(Recorded data)

>>>>>

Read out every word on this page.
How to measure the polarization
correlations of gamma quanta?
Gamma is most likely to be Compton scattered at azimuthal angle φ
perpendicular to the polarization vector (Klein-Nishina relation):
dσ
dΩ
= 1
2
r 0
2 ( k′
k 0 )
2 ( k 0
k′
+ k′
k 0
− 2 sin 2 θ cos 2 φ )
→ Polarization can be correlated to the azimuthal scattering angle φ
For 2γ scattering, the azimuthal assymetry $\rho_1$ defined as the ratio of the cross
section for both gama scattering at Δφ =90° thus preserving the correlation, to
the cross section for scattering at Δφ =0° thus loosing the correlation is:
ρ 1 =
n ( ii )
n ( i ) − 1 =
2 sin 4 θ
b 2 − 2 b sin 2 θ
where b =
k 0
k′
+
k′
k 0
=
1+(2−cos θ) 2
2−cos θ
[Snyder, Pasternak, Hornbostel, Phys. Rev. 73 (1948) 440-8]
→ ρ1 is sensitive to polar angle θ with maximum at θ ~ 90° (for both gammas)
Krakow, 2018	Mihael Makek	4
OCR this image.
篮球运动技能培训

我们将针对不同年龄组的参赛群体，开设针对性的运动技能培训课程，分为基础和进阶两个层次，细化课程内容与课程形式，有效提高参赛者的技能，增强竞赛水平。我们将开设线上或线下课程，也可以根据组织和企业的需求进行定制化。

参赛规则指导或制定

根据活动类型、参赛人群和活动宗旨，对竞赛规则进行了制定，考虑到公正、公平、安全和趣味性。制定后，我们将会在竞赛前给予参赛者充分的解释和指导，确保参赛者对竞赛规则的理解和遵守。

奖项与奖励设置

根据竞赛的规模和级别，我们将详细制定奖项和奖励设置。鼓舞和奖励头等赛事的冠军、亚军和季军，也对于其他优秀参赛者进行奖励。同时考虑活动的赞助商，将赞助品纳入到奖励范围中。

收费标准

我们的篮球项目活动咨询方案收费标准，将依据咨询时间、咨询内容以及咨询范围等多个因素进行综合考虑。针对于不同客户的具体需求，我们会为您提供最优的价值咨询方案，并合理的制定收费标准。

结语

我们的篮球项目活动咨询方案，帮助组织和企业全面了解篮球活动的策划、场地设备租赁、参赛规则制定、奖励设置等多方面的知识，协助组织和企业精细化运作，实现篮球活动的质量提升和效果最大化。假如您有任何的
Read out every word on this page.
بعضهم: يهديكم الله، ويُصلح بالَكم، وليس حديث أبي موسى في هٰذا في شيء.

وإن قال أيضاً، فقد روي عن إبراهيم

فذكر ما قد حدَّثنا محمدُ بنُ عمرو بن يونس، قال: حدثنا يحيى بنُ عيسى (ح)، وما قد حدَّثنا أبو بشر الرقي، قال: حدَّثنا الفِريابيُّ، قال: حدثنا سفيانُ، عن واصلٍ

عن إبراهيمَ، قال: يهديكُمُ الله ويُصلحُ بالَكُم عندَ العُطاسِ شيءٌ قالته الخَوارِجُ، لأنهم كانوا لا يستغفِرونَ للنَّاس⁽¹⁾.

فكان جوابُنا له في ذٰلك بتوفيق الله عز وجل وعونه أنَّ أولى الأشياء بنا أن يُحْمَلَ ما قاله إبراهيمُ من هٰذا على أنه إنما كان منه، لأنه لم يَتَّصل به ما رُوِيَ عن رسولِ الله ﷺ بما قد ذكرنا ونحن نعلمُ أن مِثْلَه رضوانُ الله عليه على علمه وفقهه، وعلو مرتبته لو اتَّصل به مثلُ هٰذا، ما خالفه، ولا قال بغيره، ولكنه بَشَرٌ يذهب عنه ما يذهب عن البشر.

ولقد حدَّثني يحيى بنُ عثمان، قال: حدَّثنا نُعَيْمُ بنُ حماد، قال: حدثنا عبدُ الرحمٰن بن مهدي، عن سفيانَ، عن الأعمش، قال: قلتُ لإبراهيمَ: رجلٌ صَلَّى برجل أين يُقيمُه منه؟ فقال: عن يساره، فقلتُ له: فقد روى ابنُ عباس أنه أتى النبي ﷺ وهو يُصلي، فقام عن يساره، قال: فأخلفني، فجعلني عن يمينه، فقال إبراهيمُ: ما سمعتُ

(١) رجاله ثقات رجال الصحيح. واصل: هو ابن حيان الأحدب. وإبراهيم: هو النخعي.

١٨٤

<<<<<

▶ Written exercise: Copy the material above, line for line.

▶ Result for this exercise:
Read out every word on this page.
How to measure the polarization
correlations of gamma quanta?
Gamma is most likely to be Compton scattered at azimuthal angle φ
perpendicular to the polarization vector (Klein-Nishina relation):
dσ
dΩ
= 1
2
r 0
2 ( k′
k 0 )
2 ( k 0
k′
+ k′
k 0
− 2 sin 2 θ cos 2 φ )
→ Polarization can be correlated to the azimuthal scattering angle φ
For 2γ scattering, the azimuthal assymetry $\rho_1$ defined as the ratio of the cross
section for both gama scattering at Δφ =90° thus preserving the correlation, to
the cross section for scattering at Δφ =0° thus loosing the correlation is:
ρ 1 =
n ( ii )
n ( i ) − 1 =
2 sin 4 θ
b 2 − 2 b sin 2 θ
where b =
k 0
k′
+
k′
k 0
=
1+(2−cos θ) 2
2−cos θ
[Snyder, Pasternak, Hornbostel, Phys. Rev. 73 (1948) 440-8]
→ ρ1 is sensitive to polar angle θ with maximum at θ ~ 90° (for both gammas)
Krakow, 2018	Mihael Makek	4
OCR this image.
篮球运动技能培训

我们将针对不同年龄组的参赛群体，开设针对性的运动技能培训课程，分为基础和进阶两个层次，细化课程内容与课程形式，有效提高参赛者的技能，增强竞赛水平。我们将开设线上或线下课程，也可以根据组织和企业的需求进行定制化。

参赛规则指导或制定

根据活动类型、参赛人群和活动宗旨，对竞赛规则进行了制定，考虑到公正、公平、安全和趣味性。制定后，我们将会在竞赛前给予参赛者充分的解释和指导，确保参赛者对竞赛规则的理解和遵守。

奖项与奖励设置

根据竞赛的规模和级别，我们将详细制定奖项和奖励设置。鼓舞和奖励头等赛事的冠军、亚军和季军，也对于其他优秀参赛者进行奖励。同时考虑活动的赞助商，将赞助品纳入到奖励范围中。

收费标准

我们的篮球项目活动咨询方案收费标准，将依据咨询时间、咨询内容以及咨询范围等多个因素进行综合考虑。针对于不同客户的具体需求，我们会为您提供最优的价值咨询方案，并合理的制定收费标准。

结语

我们的篮球项目活动咨询方案，帮助组织和企业全面了解篮球活动的策划、场地设备租赁、参赛规则制定、奖励设置等多方面的知识，协助组织和企业精细化运作，实现篮球活动的质量提升和效果最大化。假如您有任何的
Read out every word on this page.
بعضهم: يهديكم الله، ويُصلح بالَكم، وليس حديث أبي موسى في هٰذا في شيء.

وإن قال أيضاً، فقد روي عن إبراهيم

فذكر ما قد حدَّثنا محمدُ بنُ عمرو بن يونس، قال: حدثنا يحيى بنُ عيسى (ح)، وما قد حدَّثنا أبو بشر الرقي، قال: حدَّثنا الفِريابيُّ، قال: حدثنا سفيانُ، عن واصلٍ

عن إبراهيمَ، قال: يهديكُمُ الله ويُصلحُ بالَكُم عندَ العُطاسِ شيءٌ قالته الخَوارِجُ، لأنهم كانوا لا يستغفِرونَ للنَّاس⁽¹⁾.

فكان جوابُنا له في ذٰلك بتوفيق الله عز وجل وعونه أنَّ أولى الأشياء بنا أن يُحْمَلَ ما قاله إبراهيمُ من هٰذا على أنه إنما كان منه، لأنه لم يَتَّصل به ما رُوِيَ عن رسولِ الله ﷺ بما قد ذكرنا ونحن نعلمُ أن مِثْلَه رضوانُ الله عليه على علمه وفقهه، وعلو مرتبته لو اتَّصل به مثلُ هٰذا، ما خالفه، ولا قال بغيره، ولكنه بَشَرٌ يذهب عنه ما يذهب عن البشر.

ولقد حدَّثني يحيى بنُ عثمان، قال: حدَّثنا نُعَيْمُ بنُ حماد، قال: حدثنا عبدُ الرحمٰن بن مهدي، عن سفيانَ، عن الأعمش، قال: قلتُ لإبراهيمَ: رجلٌ صَلَّى برجل أين يُقيمُه منه؟ فقال: عن يساره، فقلتُ له: فقد روى ابنُ عباس أنه أتى النبي ﷺ وهو يُصلي، فقام عن يساره، قال: فأخلفني، فجعلني عن يمينه، فقال إبراهيمُ: ما سمعتُ

(١) رجاله ثقات رجال الصحيح. واصل: هو ابن حيان الأحدب. وإبراهيم: هو النخعي.

١٨٤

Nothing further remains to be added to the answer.